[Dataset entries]

+--

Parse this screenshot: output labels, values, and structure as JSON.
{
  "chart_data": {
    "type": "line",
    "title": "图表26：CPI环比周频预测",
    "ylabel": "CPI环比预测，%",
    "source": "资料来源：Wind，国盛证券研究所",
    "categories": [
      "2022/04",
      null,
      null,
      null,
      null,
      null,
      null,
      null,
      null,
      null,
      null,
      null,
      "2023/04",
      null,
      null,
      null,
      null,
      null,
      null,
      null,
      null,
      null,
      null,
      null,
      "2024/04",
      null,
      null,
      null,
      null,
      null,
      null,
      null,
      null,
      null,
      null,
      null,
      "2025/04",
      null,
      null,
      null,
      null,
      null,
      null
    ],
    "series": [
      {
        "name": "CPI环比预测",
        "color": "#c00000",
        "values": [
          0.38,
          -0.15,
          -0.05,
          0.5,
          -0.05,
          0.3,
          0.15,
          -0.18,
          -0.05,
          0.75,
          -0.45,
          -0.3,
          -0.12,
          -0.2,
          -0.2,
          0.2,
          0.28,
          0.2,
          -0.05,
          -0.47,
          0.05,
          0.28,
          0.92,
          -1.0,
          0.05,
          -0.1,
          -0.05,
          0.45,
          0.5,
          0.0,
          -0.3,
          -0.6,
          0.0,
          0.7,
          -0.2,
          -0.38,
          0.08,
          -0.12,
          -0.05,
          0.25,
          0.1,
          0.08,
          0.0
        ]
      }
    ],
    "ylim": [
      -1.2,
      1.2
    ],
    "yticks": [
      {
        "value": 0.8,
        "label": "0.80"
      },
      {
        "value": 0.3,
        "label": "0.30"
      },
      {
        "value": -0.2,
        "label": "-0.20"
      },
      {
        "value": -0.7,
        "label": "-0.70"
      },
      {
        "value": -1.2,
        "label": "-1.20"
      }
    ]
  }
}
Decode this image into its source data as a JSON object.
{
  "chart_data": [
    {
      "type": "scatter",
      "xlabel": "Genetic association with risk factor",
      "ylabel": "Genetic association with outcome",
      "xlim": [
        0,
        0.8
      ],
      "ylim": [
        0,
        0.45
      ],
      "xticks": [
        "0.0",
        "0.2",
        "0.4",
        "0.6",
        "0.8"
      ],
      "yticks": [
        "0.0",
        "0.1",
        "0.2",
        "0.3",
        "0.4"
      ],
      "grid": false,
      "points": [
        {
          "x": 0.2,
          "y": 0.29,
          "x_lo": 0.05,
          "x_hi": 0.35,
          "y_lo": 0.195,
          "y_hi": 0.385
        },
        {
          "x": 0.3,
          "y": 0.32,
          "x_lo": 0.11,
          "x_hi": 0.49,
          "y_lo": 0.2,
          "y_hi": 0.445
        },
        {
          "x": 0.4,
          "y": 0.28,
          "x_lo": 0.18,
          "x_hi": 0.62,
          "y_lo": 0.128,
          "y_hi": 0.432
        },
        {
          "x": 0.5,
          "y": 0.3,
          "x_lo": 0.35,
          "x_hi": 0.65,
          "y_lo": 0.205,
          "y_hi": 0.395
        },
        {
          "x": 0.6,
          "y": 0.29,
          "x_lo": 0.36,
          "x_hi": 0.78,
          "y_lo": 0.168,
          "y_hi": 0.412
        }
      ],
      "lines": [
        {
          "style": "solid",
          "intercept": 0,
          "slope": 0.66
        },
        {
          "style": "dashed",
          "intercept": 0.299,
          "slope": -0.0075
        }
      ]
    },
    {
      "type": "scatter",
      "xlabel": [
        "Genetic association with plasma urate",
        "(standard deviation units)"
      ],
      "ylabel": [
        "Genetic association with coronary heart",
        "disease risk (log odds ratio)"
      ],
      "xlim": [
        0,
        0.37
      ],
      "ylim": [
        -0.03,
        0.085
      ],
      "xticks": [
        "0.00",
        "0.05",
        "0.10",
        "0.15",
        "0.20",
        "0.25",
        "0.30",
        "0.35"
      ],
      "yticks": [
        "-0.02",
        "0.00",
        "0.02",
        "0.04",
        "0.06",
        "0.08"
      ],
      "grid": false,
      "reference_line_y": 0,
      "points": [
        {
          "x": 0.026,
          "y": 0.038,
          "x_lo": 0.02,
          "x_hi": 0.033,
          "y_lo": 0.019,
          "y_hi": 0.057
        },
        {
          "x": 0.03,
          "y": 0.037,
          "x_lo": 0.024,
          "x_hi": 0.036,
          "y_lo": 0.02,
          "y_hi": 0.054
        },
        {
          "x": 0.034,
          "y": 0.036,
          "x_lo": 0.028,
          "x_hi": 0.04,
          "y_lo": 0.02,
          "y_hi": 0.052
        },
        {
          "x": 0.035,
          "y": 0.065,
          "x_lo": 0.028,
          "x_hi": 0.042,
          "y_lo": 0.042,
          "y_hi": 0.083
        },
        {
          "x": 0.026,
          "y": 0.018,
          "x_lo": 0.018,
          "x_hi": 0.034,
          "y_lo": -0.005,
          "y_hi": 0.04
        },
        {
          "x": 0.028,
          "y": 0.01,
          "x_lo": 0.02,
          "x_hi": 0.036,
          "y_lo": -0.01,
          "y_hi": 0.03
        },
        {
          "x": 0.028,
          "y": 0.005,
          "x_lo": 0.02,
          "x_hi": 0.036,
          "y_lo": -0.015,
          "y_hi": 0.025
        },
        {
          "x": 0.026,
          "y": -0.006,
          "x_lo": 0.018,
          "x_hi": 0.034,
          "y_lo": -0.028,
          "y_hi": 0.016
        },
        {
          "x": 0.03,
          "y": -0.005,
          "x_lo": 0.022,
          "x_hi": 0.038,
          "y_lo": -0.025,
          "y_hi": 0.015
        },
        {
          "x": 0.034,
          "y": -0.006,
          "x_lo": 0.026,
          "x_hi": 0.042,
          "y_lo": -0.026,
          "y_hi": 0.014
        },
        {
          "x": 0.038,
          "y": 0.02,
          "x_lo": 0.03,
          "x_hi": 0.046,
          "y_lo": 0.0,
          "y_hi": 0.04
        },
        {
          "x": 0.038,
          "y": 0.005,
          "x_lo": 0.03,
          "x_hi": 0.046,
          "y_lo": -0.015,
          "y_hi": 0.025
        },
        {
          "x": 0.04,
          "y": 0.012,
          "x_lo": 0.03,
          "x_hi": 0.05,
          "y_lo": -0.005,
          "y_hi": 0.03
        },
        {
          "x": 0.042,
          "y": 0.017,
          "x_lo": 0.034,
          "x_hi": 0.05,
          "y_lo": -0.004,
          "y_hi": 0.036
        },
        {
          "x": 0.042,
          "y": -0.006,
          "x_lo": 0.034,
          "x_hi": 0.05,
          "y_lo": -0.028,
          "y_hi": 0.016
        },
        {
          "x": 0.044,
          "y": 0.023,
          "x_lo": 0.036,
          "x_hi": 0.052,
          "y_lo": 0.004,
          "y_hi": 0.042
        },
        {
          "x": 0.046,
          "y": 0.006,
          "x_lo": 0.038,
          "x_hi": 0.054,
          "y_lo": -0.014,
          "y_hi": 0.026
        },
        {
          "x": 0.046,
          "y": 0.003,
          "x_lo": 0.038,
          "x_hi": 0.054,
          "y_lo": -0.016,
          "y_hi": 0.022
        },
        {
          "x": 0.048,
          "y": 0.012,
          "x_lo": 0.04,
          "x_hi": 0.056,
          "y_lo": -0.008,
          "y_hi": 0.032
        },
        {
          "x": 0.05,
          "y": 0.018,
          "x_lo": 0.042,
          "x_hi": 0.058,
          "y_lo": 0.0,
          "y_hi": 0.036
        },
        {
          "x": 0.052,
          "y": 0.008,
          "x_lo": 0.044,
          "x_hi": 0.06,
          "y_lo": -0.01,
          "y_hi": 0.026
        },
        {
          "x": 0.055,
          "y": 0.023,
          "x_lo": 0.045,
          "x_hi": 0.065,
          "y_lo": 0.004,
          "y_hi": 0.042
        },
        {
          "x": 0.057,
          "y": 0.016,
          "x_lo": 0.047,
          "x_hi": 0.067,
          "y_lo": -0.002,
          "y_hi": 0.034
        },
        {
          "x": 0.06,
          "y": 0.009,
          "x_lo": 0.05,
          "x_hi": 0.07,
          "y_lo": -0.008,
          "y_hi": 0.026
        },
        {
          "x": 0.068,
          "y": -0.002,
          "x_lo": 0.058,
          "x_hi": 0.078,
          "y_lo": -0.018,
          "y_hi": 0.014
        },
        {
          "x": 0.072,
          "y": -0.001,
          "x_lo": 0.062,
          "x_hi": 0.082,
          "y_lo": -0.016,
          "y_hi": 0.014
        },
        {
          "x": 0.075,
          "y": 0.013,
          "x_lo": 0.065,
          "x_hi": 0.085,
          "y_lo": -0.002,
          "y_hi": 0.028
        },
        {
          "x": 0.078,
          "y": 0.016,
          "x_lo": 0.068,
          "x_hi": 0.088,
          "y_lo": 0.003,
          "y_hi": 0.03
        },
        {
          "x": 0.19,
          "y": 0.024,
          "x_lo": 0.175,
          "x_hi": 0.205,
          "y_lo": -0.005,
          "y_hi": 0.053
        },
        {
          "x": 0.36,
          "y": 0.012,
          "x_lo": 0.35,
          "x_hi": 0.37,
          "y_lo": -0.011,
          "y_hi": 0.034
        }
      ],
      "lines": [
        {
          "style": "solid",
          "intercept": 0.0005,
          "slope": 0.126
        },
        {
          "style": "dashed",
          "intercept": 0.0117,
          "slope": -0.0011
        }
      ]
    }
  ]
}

+--

WHAT NEEDS TO BE DONE
Pick out the lines that include the word "this" and write them out.

TASK OUTPUT
Parse this screenshot: output labels, values, and structure as JSON.
Decode this image into its source data as a JSON object.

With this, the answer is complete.